Exercise goal: Write out the listing below exactly, and omit any images you find in it.

+++ Dataset

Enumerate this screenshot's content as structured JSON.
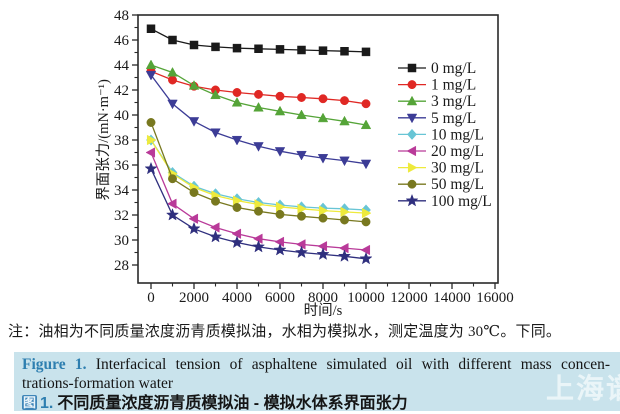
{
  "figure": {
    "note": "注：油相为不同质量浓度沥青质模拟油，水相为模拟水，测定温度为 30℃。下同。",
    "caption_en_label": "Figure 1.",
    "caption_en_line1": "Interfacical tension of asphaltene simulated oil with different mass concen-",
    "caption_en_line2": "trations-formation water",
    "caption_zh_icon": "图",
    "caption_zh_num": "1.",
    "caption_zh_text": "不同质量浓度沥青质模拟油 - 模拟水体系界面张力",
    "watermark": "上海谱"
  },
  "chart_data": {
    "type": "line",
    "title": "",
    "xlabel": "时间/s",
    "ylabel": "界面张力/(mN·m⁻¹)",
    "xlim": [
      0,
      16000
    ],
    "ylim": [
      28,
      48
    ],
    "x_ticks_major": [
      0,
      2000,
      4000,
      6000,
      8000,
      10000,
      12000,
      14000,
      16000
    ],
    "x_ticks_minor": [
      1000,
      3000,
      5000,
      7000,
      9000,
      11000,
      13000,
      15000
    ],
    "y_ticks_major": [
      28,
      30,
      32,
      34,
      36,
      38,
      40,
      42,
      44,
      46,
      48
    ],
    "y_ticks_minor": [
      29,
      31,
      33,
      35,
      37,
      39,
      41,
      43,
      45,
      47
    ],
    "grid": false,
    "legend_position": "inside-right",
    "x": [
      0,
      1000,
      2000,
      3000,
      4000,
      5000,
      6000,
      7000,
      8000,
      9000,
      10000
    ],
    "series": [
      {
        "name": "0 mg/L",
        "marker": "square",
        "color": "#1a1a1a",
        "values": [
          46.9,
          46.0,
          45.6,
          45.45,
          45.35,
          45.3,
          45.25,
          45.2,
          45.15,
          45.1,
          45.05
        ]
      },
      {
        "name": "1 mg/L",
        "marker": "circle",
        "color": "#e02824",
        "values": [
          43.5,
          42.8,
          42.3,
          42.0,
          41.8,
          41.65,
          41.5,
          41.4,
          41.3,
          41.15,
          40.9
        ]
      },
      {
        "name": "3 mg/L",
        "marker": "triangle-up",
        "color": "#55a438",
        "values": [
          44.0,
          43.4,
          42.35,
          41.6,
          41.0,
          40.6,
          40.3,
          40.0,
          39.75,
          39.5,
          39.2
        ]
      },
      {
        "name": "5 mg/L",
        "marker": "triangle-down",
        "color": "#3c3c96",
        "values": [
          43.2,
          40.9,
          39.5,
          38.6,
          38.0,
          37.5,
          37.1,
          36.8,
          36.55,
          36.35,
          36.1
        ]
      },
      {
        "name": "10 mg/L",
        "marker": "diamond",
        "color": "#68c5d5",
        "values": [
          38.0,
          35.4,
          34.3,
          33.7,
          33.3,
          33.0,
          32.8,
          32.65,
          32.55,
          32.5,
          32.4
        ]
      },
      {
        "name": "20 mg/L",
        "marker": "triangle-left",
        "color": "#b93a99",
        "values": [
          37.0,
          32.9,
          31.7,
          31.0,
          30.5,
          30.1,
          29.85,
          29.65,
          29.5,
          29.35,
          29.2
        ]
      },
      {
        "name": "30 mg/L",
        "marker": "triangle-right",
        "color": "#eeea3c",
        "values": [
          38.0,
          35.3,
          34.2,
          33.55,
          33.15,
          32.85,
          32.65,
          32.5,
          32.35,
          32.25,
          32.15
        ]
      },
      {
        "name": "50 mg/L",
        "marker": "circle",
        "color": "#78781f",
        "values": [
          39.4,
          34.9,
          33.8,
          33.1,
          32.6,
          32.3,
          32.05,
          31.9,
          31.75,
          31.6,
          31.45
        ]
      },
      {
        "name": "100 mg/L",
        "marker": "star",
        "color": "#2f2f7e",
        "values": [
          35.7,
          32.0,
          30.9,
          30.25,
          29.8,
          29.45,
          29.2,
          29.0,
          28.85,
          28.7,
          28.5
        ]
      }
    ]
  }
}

++++++

The response:
Enumerate this screenshot's content as structured JSON.
{
  "figure": {
    "note": "注：油相为不同质量浓度沥青质模拟油，水相为模拟水，测定温度为 30℃。下同。",
    "caption_en_label": "Figure 1.",
    "caption_en_line1": "Interfacical tension of asphaltene simulated oil with different mass concen-",
    "caption_en_line2": "trations-formation water",
    "caption_zh_icon": "图",
    "caption_zh_num": "1.",
    "caption_zh_text": "不同质量浓度沥青质模拟油 - 模拟水体系界面张力",
    "watermark": "上海谱"
  },
  "chart_data": {
    "type": "line",
    "title": "",
    "xlabel": "时间/s",
    "ylabel": "界面张力/(mN·m⁻¹)",
    "xlim": [
      0,
      16000
    ],
    "ylim": [
      28,
      48
    ],
    "x_ticks_major": [
      0,
      2000,
      4000,
      6000,
      8000,
      10000,
      12000,
      14000,
      16000
    ],
    "x_ticks_minor": [
      1000,
      3000,
      5000,
      7000,
      9000,
      11000,
      13000,
      15000
    ],
    "y_ticks_major": [
      28,
      30,
      32,
      34,
      36,
      38,
      40,
      42,
      44,
      46,
      48
    ],
    "y_ticks_minor": [
      29,
      31,
      33,
      35,
      37,
      39,
      41,
      43,
      45,
      47
    ],
    "grid": false,
    "legend_position": "inside-right",
    "x": [
      0,
      1000,
      2000,
      3000,
      4000,
      5000,
      6000,
      7000,
      8000,
      9000,
      10000
    ],
    "series": [
      {
        "name": "0 mg/L",
        "marker": "square",
        "color": "#1a1a1a",
        "values": [
          46.9,
          46.0,
          45.6,
          45.45,
          45.35,
          45.3,
          45.25,
          45.2,
          45.15,
          45.1,
          45.05
        ]
      },
      {
        "name": "1 mg/L",
        "marker": "circle",
        "color": "#e02824",
        "values": [
          43.5,
          42.8,
          42.3,
          42.0,
          41.8,
          41.65,
          41.5,
          41.4,
          41.3,
          41.15,
          40.9
        ]
      },
      {
        "name": "3 mg/L",
        "marker": "triangle-up",
        "color": "#55a438",
        "values": [
          44.0,
          43.4,
          42.35,
          41.6,
          41.0,
          40.6,
          40.3,
          40.0,
          39.75,
          39.5,
          39.2
        ]
      },
      {
        "name": "5 mg/L",
        "marker": "triangle-down",
        "color": "#3c3c96",
        "values": [
          43.2,
          40.9,
          39.5,
          38.6,
          38.0,
          37.5,
          37.1,
          36.8,
          36.55,
          36.35,
          36.1
        ]
      },
      {
        "name": "10 mg/L",
        "marker": "diamond",
        "color": "#68c5d5",
        "values": [
          38.0,
          35.4,
          34.3,
          33.7,
          33.3,
          33.0,
          32.8,
          32.65,
          32.55,
          32.5,
          32.4
        ]
      },
      {
        "name": "20 mg/L",
        "marker": "triangle-left",
        "color": "#b93a99",
        "values": [
          37.0,
          32.9,
          31.7,
          31.0,
          30.5,
          30.1,
          29.85,
          29.65,
          29.5,
          29.35,
          29.2
        ]
      },
      {
        "name": "30 mg/L",
        "marker": "triangle-right",
        "color": "#eeea3c",
        "values": [
          38.0,
          35.3,
          34.2,
          33.55,
          33.15,
          32.85,
          32.65,
          32.5,
          32.35,
          32.25,
          32.15
        ]
      },
      {
        "name": "50 mg/L",
        "marker": "circle",
        "color": "#78781f",
        "values": [
          39.4,
          34.9,
          33.8,
          33.1,
          32.6,
          32.3,
          32.05,
          31.9,
          31.75,
          31.6,
          31.45
        ]
      },
      {
        "name": "100 mg/L",
        "marker": "star",
        "color": "#2f2f7e",
        "values": [
          35.7,
          32.0,
          30.9,
          30.25,
          29.8,
          29.45,
          29.2,
          29.0,
          28.85,
          28.7,
          28.5
        ]
      }
    ]
  }
}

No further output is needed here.